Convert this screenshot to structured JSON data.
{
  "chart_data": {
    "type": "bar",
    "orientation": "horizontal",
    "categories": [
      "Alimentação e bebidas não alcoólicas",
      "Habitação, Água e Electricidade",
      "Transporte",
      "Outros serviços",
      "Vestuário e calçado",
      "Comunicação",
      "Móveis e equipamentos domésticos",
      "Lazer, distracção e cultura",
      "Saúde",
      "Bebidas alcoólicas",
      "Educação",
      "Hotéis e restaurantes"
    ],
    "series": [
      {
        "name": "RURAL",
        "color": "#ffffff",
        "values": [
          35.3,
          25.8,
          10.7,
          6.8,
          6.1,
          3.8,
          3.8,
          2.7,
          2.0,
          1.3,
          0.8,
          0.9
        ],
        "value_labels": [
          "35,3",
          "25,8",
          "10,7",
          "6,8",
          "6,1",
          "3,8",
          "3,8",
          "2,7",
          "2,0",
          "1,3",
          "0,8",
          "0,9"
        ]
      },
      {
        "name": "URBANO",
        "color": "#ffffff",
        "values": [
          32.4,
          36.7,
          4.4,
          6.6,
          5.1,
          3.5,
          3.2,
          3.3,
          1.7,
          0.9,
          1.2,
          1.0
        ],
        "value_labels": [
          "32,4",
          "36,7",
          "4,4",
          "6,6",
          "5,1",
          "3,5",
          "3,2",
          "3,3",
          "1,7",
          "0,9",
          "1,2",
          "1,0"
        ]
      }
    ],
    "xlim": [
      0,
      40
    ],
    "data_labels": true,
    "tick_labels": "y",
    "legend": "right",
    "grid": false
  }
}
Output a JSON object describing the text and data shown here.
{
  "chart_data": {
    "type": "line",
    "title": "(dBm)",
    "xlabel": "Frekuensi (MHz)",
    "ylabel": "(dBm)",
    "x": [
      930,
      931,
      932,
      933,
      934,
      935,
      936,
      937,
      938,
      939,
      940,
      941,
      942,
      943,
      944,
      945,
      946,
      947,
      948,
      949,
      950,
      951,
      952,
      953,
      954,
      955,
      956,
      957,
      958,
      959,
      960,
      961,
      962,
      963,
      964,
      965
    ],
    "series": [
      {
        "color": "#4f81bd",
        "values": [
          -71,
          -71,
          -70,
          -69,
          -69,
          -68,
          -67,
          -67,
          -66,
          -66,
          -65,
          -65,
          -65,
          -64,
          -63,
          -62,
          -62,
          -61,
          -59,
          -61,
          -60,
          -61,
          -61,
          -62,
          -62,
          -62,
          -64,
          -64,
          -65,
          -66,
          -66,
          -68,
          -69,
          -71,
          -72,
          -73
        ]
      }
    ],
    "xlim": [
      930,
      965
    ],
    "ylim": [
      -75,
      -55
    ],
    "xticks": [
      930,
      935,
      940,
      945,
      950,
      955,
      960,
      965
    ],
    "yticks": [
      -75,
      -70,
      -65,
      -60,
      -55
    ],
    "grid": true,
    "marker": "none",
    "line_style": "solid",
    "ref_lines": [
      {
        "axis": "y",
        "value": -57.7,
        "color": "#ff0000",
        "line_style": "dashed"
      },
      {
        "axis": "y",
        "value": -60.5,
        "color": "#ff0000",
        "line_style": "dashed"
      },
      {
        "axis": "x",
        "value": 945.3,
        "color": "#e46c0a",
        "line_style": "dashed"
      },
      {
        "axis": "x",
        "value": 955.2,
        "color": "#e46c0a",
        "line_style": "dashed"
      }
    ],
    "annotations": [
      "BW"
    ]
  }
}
--------------------------------------------------
What is required:
Count how many lines of the material hold the string "JSON". Give the number and nothing more.

Solved exercise:
2